YOUR GOAL — Write out the whole listing exactly as it stands.

[Part of a data file]
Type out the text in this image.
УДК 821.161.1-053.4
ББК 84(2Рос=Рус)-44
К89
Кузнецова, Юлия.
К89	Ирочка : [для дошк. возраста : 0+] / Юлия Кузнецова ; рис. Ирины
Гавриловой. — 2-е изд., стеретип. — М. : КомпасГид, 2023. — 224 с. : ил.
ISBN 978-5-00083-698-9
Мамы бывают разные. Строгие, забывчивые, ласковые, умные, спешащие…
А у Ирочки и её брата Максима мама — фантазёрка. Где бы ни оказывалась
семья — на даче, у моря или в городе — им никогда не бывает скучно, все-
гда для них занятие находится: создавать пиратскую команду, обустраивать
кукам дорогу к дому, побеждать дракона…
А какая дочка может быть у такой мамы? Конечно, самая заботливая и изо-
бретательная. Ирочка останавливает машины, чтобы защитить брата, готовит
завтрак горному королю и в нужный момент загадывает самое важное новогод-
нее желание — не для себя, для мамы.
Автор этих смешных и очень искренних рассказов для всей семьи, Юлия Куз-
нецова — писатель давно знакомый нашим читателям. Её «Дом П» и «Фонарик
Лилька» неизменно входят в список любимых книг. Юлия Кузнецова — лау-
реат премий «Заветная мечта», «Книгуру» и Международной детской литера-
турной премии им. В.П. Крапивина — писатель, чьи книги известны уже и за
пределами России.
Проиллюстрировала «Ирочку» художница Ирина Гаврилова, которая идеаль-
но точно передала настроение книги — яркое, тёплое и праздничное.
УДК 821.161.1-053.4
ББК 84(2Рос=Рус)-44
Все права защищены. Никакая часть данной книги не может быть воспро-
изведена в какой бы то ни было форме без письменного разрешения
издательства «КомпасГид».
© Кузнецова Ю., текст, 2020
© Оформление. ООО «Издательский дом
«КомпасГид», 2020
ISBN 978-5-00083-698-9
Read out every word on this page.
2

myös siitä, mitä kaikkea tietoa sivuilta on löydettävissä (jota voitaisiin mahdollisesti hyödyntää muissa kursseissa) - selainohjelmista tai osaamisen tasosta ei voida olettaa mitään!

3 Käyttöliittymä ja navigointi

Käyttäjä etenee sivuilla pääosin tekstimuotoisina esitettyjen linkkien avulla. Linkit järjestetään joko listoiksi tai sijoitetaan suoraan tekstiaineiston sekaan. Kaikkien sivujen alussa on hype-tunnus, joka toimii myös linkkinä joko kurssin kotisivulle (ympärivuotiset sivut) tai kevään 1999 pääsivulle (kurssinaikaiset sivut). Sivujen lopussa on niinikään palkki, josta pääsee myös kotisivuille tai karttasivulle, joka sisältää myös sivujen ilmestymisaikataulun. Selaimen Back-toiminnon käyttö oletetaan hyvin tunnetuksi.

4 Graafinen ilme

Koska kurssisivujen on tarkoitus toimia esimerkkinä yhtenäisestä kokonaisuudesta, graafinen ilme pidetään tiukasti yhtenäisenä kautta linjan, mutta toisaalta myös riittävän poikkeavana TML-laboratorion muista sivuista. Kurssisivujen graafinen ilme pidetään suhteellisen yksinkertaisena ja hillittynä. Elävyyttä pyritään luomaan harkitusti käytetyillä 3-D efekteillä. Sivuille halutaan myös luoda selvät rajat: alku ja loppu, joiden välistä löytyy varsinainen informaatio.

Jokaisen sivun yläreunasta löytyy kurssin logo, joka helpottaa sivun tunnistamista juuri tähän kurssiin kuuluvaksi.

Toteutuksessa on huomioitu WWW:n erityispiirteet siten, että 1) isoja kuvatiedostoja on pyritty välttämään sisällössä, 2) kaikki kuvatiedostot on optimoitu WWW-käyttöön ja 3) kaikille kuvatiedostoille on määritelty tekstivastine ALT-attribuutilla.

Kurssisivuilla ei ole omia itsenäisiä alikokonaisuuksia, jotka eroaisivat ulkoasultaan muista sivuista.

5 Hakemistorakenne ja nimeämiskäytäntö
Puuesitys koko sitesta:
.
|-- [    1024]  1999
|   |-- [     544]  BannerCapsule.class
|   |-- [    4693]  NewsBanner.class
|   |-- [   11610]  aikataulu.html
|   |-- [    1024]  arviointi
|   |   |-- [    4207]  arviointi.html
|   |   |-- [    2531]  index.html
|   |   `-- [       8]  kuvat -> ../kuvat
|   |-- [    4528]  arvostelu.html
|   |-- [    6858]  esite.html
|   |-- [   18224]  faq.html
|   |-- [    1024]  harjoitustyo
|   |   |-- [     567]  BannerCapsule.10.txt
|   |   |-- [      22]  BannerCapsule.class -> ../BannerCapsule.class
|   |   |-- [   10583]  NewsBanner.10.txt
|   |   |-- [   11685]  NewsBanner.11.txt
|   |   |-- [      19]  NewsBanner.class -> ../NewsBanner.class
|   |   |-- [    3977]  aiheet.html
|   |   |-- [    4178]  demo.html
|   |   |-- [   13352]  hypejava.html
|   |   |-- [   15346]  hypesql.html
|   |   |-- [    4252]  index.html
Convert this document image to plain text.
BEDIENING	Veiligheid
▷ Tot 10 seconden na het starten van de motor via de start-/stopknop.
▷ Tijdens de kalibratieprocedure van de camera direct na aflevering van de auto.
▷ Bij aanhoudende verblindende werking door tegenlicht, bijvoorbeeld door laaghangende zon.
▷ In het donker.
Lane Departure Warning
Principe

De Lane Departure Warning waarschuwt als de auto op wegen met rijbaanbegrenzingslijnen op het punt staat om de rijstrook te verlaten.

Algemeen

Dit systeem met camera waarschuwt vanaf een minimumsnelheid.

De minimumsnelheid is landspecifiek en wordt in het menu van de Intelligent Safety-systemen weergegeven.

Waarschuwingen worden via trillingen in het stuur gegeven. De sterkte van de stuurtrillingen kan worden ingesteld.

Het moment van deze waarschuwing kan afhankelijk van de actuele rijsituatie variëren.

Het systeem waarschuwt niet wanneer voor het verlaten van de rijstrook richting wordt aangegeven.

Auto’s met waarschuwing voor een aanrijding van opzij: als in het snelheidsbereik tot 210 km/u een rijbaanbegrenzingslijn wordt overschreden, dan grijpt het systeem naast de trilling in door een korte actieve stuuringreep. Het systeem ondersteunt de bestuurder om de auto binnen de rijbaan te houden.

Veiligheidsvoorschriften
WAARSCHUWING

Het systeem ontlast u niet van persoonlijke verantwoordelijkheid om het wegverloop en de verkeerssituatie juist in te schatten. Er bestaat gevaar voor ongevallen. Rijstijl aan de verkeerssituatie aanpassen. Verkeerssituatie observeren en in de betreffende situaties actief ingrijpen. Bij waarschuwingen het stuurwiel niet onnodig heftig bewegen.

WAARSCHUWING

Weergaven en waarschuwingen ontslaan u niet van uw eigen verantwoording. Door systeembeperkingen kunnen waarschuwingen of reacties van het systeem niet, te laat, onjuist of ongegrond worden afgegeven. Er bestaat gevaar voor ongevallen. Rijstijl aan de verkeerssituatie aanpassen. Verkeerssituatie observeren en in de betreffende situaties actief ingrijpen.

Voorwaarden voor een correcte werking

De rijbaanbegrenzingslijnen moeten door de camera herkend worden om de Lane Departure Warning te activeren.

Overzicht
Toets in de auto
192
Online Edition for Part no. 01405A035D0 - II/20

RESULT BELOW —
Type out the text in this image.
УДК 821.161.1-053.4
ББК 84(2Рос=Рус)-44
К89
Кузнецова, Юлия.
К89	Ирочка : [для дошк. возраста : 0+] / Юлия Кузнецова ; рис. Ирины
Гавриловой. — 2-е изд., стеретип. — М. : КомпасГид, 2023. — 224 с. : ил.
ISBN 978-5-00083-698-9
Мамы бывают разные. Строгие, забывчивые, ласковые, умные, спешащие…
А у Ирочки и её брата Максима мама — фантазёрка. Где бы ни оказывалась
семья — на даче, у моря или в городе — им никогда не бывает скучно, все-
гда для них занятие находится: создавать пиратскую команду, обустраивать
кукам дорогу к дому, побеждать дракона…
А какая дочка может быть у такой мамы? Конечно, самая заботливая и изо-
бретательная. Ирочка останавливает машины, чтобы защитить брата, готовит
завтрак горному королю и в нужный момент загадывает самое важное новогод-
нее желание — не для себя, для мамы.
Автор этих смешных и очень искренних рассказов для всей семьи, Юлия Куз-
нецова — писатель давно знакомый нашим читателям. Её «Дом П» и «Фонарик
Лилька» неизменно входят в список любимых книг. Юлия Кузнецова — лау-
реат премий «Заветная мечта», «Книгуру» и Международной детской литера-
турной премии им. В.П. Крапивина — писатель, чьи книги известны уже и за
пределами России.
Проиллюстрировала «Ирочку» художница Ирина Гаврилова, которая идеаль-
но точно передала настроение книги — яркое, тёплое и праздничное.
УДК 821.161.1-053.4
ББК 84(2Рос=Рус)-44
Все права защищены. Никакая часть данной книги не может быть воспро-
изведена в какой бы то ни было форме без письменного разрешения
издательства «КомпасГид».
© Кузнецова Ю., текст, 2020
© Оформление. ООО «Издательский дом
«КомпасГид», 2020
ISBN 978-5-00083-698-9
Read out every word on this page.
2

myös siitä, mitä kaikkea tietoa sivuilta on löydettävissä (jota voitaisiin mahdollisesti hyödyntää muissa kursseissa) - selainohjelmista tai osaamisen tasosta ei voida olettaa mitään!

3 Käyttöliittymä ja navigointi

Käyttäjä etenee sivuilla pääosin tekstimuotoisina esitettyjen linkkien avulla. Linkit järjestetään joko listoiksi tai sijoitetaan suoraan tekstiaineiston sekaan. Kaikkien sivujen alussa on hype-tunnus, joka toimii myös linkkinä joko kurssin kotisivulle (ympärivuotiset sivut) tai kevään 1999 pääsivulle (kurssinaikaiset sivut). Sivujen lopussa on niinikään palkki, josta pääsee myös kotisivuille tai karttasivulle, joka sisältää myös sivujen ilmestymisaikataulun. Selaimen Back-toiminnon käyttö oletetaan hyvin tunnetuksi.

4 Graafinen ilme

Koska kurssisivujen on tarkoitus toimia esimerkkinä yhtenäisestä kokonaisuudesta, graafinen ilme pidetään tiukasti yhtenäisenä kautta linjan, mutta toisaalta myös riittävän poikkeavana TML-laboratorion muista sivuista. Kurssisivujen graafinen ilme pidetään suhteellisen yksinkertaisena ja hillittynä. Elävyyttä pyritään luomaan harkitusti käytetyillä 3-D efekteillä. Sivuille halutaan myös luoda selvät rajat: alku ja loppu, joiden välistä löytyy varsinainen informaatio.

Jokaisen sivun yläreunasta löytyy kurssin logo, joka helpottaa sivun tunnistamista juuri tähän kurssiin kuuluvaksi.

Toteutuksessa on huomioitu WWW:n erityispiirteet siten, että 1) isoja kuvatiedostoja on pyritty välttämään sisällössä, 2) kaikki kuvatiedostot on optimoitu WWW-käyttöön ja 3) kaikille kuvatiedostoille on määritelty tekstivastine ALT-attribuutilla.

Kurssisivuilla ei ole omia itsenäisiä alikokonaisuuksia, jotka eroaisivat ulkoasultaan muista sivuista.

5 Hakemistorakenne ja nimeämiskäytäntö
Puuesitys koko sitesta:
.
|-- [    1024]  1999
|   |-- [     544]  BannerCapsule.class
|   |-- [    4693]  NewsBanner.class
|   |-- [   11610]  aikataulu.html
|   |-- [    1024]  arviointi
|   |   |-- [    4207]  arviointi.html
|   |   |-- [    2531]  index.html
|   |   `-- [       8]  kuvat -> ../kuvat
|   |-- [    4528]  arvostelu.html
|   |-- [    6858]  esite.html
|   |-- [   18224]  faq.html
|   |-- [    1024]  harjoitustyo
|   |   |-- [     567]  BannerCapsule.10.txt
|   |   |-- [      22]  BannerCapsule.class -> ../BannerCapsule.class
|   |   |-- [   10583]  NewsBanner.10.txt
|   |   |-- [   11685]  NewsBanner.11.txt
|   |   |-- [      19]  NewsBanner.class -> ../NewsBanner.class
|   |   |-- [    3977]  aiheet.html
|   |   |-- [    4178]  demo.html
|   |   |-- [   13352]  hypejava.html
|   |   |-- [   15346]  hypesql.html
|   |   |-- [    4252]  index.html
Convert this document image to plain text.
BEDIENING	Veiligheid
▷ Tot 10 seconden na het starten van de motor via de start-/stopknop.
▷ Tijdens de kalibratieprocedure van de camera direct na aflevering van de auto.
▷ Bij aanhoudende verblindende werking door tegenlicht, bijvoorbeeld door laaghangende zon.
▷ In het donker.
Lane Departure Warning
Principe

De Lane Departure Warning waarschuwt als de auto op wegen met rijbaanbegrenzingslijnen op het punt staat om de rijstrook te verlaten.

Algemeen

Dit systeem met camera waarschuwt vanaf een minimumsnelheid.

De minimumsnelheid is landspecifiek en wordt in het menu van de Intelligent Safety-systemen weergegeven.

Waarschuwingen worden via trillingen in het stuur gegeven. De sterkte van de stuurtrillingen kan worden ingesteld.

Het moment van deze waarschuwing kan afhankelijk van de actuele rijsituatie variëren.

Het systeem waarschuwt niet wanneer voor het verlaten van de rijstrook richting wordt aangegeven.

Auto’s met waarschuwing voor een aanrijding van opzij: als in het snelheidsbereik tot 210 km/u een rijbaanbegrenzingslijn wordt overschreden, dan grijpt het systeem naast de trilling in door een korte actieve stuuringreep. Het systeem ondersteunt de bestuurder om de auto binnen de rijbaan te houden.

Veiligheidsvoorschriften
WAARSCHUWING

Het systeem ontlast u niet van persoonlijke verantwoordelijkheid om het wegverloop en de verkeerssituatie juist in te schatten. Er bestaat gevaar voor ongevallen. Rijstijl aan de verkeerssituatie aanpassen. Verkeerssituatie observeren en in de betreffende situaties actief ingrijpen. Bij waarschuwingen het stuurwiel niet onnodig heftig bewegen.

WAARSCHUWING

Weergaven en waarschuwingen ontslaan u niet van uw eigen verantwoording. Door systeembeperkingen kunnen waarschuwingen of reacties van het systeem niet, te laat, onjuist of ongegrond worden afgegeven. Er bestaat gevaar voor ongevallen. Rijstijl aan de verkeerssituatie aanpassen. Verkeerssituatie observeren en in de betreffende situaties actief ingrijpen.

Voorwaarden voor een correcte werking

De rijbaanbegrenzingslijnen moeten door de camera herkend worden om de Lane Departure Warning te activeren.

Overzicht
Toets in de auto
192
Online Edition for Part no. 01405A035D0 - II/20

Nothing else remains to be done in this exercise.